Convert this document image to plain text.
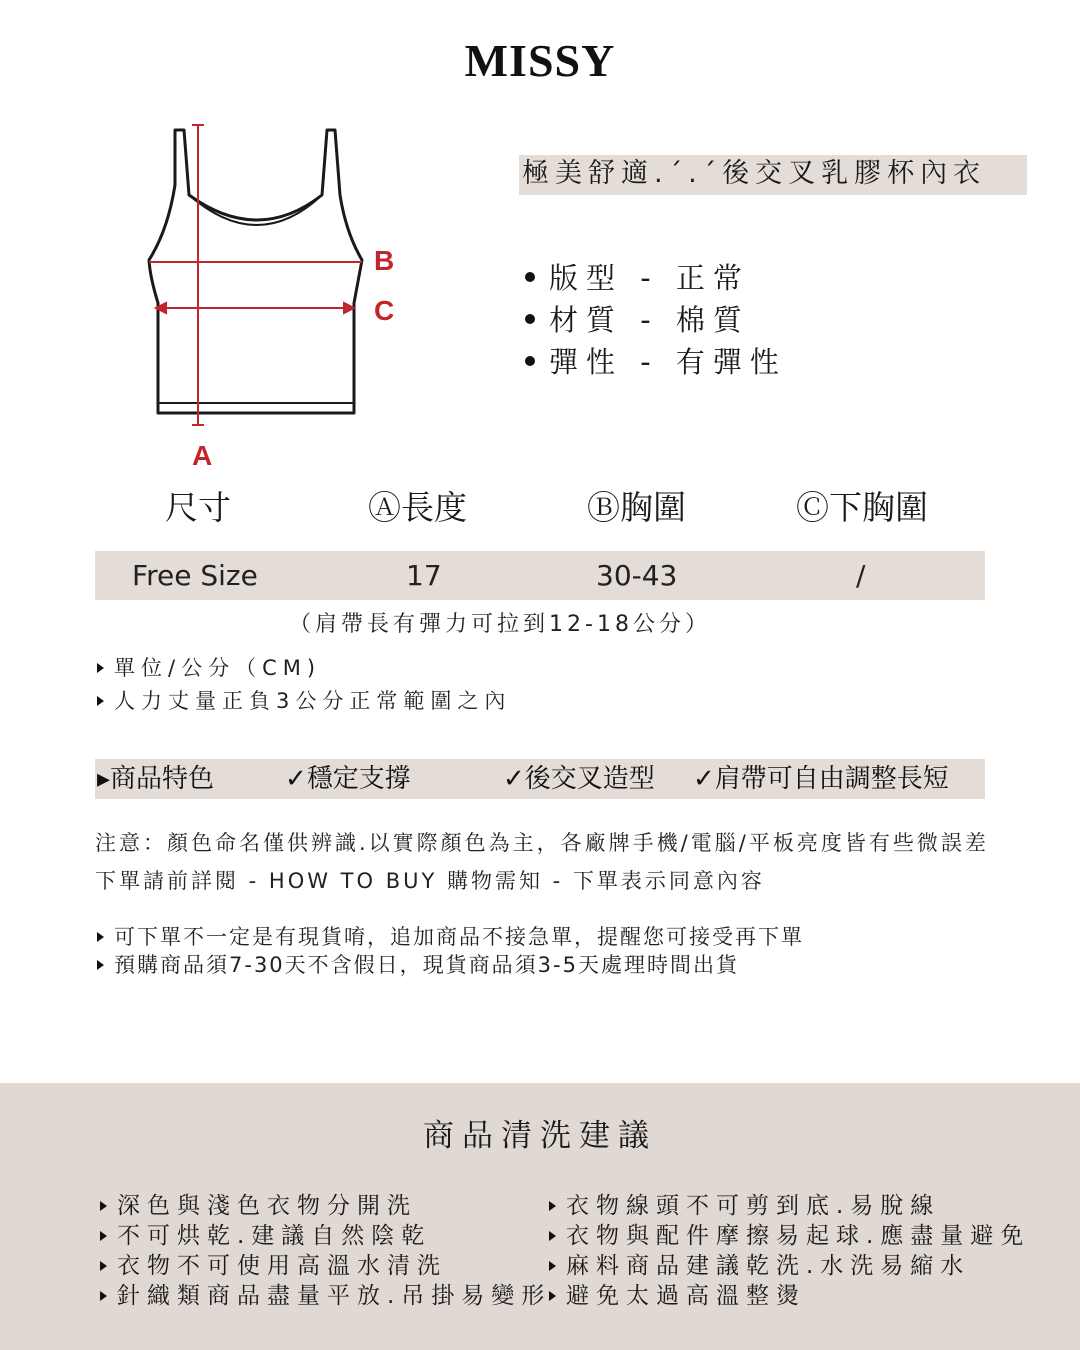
MISSY
B
C
A
極美舒適.ˊ.ˊ後交叉乳膠杯內衣
版型 - 正常
材質 - 棉質
彈性 - 有彈性
尺寸	Ⓐ長度	Ⓑ胸圍	Ⓒ下胸圍
Free Size	17	30-43	/
（肩帶長有彈力可拉到12-18公分）
單位/公分（CM)
人力丈量正負3公分正常範圍之內
▸商品特色	✓穩定支撐	✓後交叉造型 ✓肩帶可自由調整長短
注意：顏色命名僅供辨識.以實際顏色為主，各廠牌手機/電腦/平板亮度皆有些微誤差
下單請前詳閱 - HOW TO BUY 購物需知 - 下單表示同意內容
可下單不一定是有現貨唷，追加商品不接急單，提醒您可接受再下單
預購商品須7-30天不含假日，現貨商品須3-5天處理時間出貨
商品清洗建議
深色與淺色衣物分開洗
不可烘乾.建議自然陰乾
衣物不可使用高溫水清洗
針織類商品盡量平放.吊掛易變形
衣物線頭不可剪到底.易脫線
衣物與配件摩擦易起球.應盡量避免
麻料商品建議乾洗.水洗易縮水
避免太過高溫整燙
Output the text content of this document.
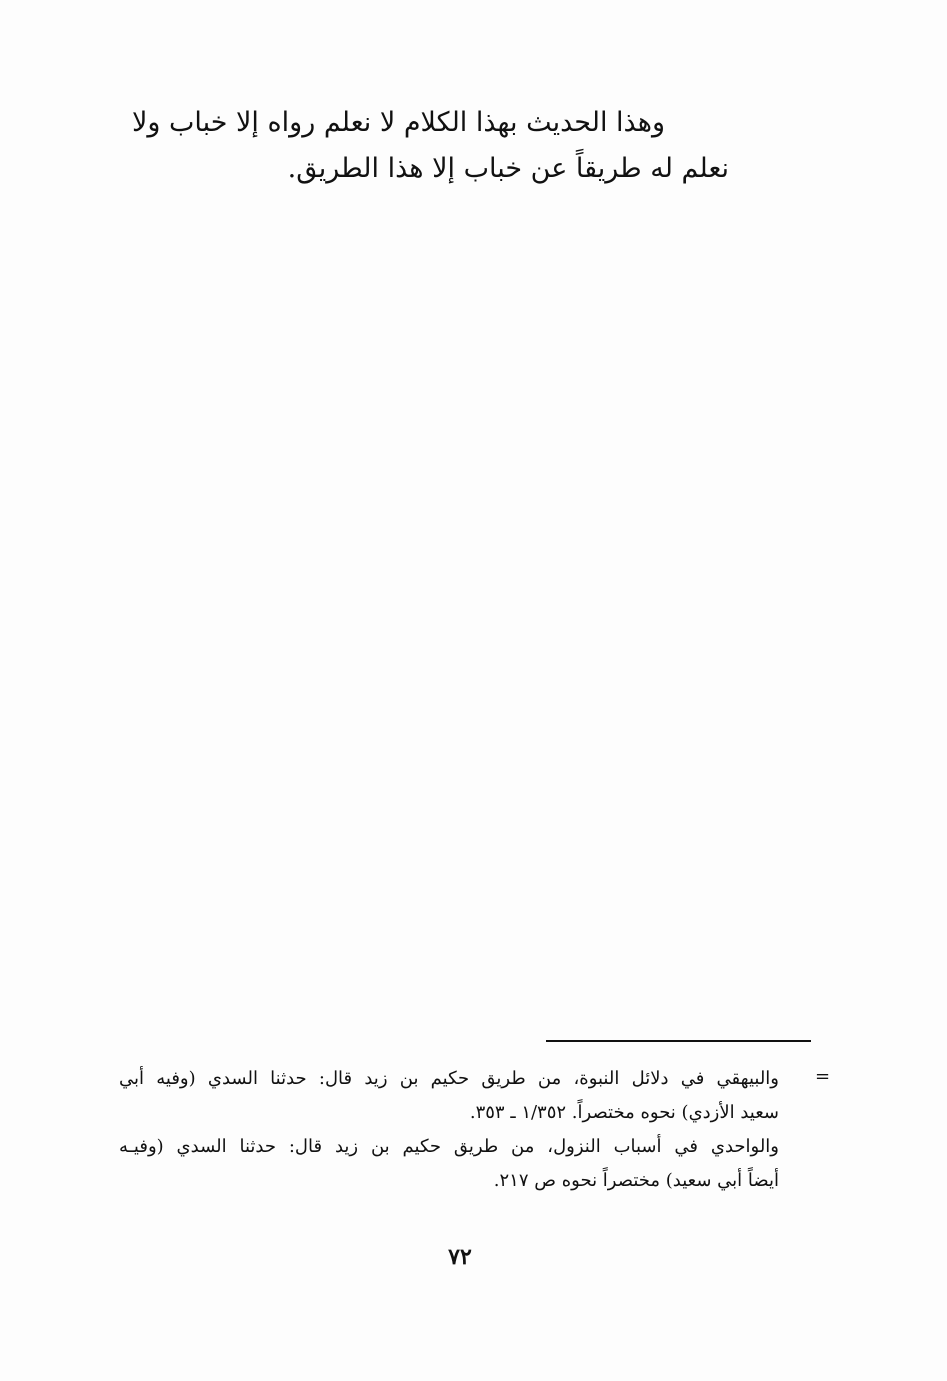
وهذا الحديث بهذا الكلام لا نعلم رواه إلا خباب ولا
نعلم له طريقاً عن خباب إلا هذا الطريق.
=
والبيهقي في دلائل النبوة، من طريق حكيم بن زيد قال: حدثنا السدي (وفيه أبي
سعيد الأزدي) نحوه مختصراً. ١/٣٥٢ ـ ٣٥٣.
والواحدي في أسباب النزول، من طريق حكيم بن زيد قال: حدثنا السدي (وفيـه
أيضاً أبي سعيد) مختصراً نحوه ص ٢١٧.
٧٢
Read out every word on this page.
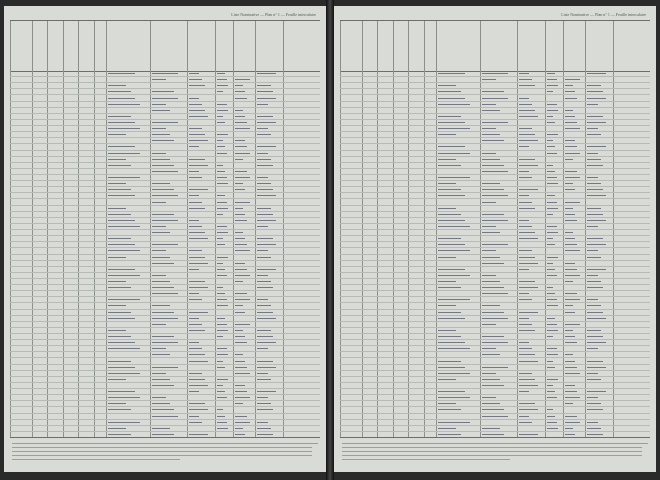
Liste Nominative — Plan n° 1 — Feuille intercalaire	Liste Nominative — Plan n° 1 — Feuille intercalaire
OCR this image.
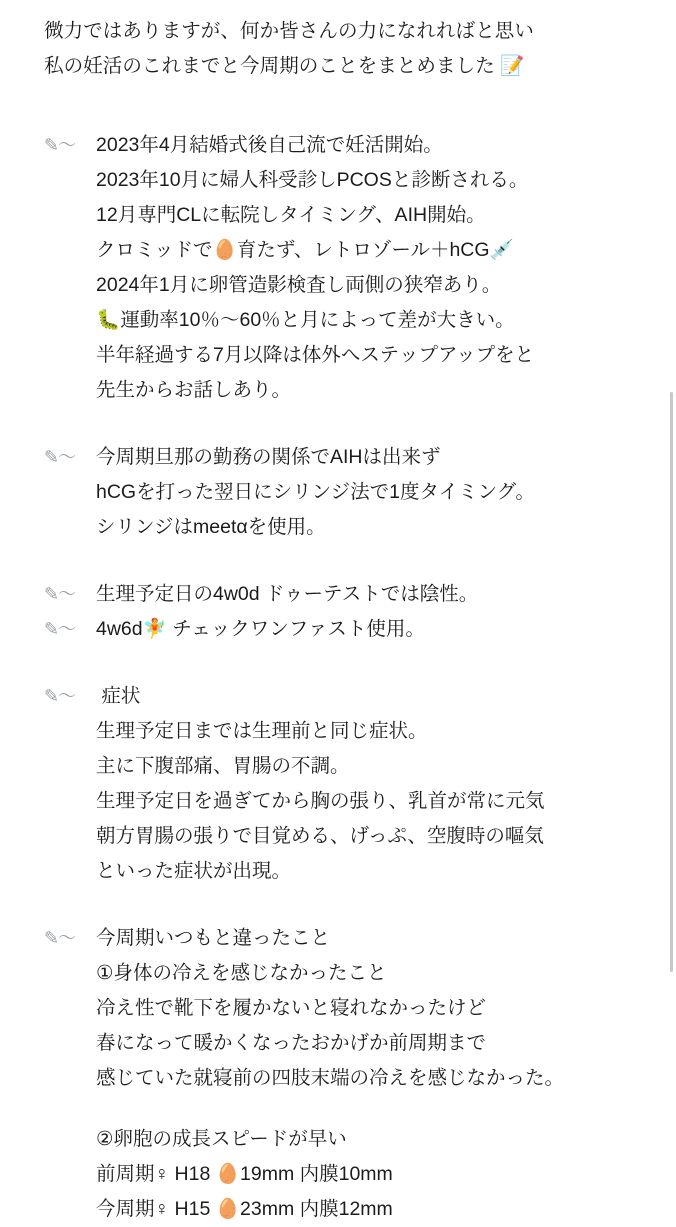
微力ではありますが、何か皆さんの力になれればと思い
私の妊活のこれまでと今周期のことをまとめました 📝
✎〜	2023年4月結婚式後自己流で妊活開始。
2023年10月に婦人科受診しPCOSと診断される。
12月専門CLに転院しタイミング、AIH開始。
クロミッドで🥚育たず、レトロゾール＋hCG💉
2024年1月に卵管造影検査し両側の狭窄あり。
🐛運動率10％〜60％と月によって差が大きい。
半年経過する7月以降は体外へステップアップをと
先生からお話しあり。
✎〜	今周期旦那の勤務の関係でAIHは出来ず
hCGを打った翌日にシリンジ法で1度タイミング。
シリンジはmeetαを使用。
✎〜	生理予定日の4w0d ドゥーテストでは陰性。
✎〜	4w6d🧚 チェックワンファスト使用。
✎〜	症状
生理予定日までは生理前と同じ症状。
主に下腹部痛、胃腸の不調。
生理予定日を過ぎてから胸の張り、乳首が常に元気
朝方胃腸の張りで目覚める、げっぷ、空腹時の嘔気
といった症状が出現。
✎〜	今周期いつもと違ったこと
①身体の冷えを感じなかったこと
冷え性で靴下を履かないと寝れなかったけど
春になって暖かくなったおかげか前周期まで
感じていた就寝前の四肢末端の冷えを感じなかった。
②卵胞の成長スピードが早い
前周期♀ H18 🥚19mm 内膜10mm
今周期♀ H15 🥚23mm 内膜12mm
━━━━━━
_Given problem_
Tally every line of the listing that holds the string "text", then give the number by itself.

_Result for this exercise_
2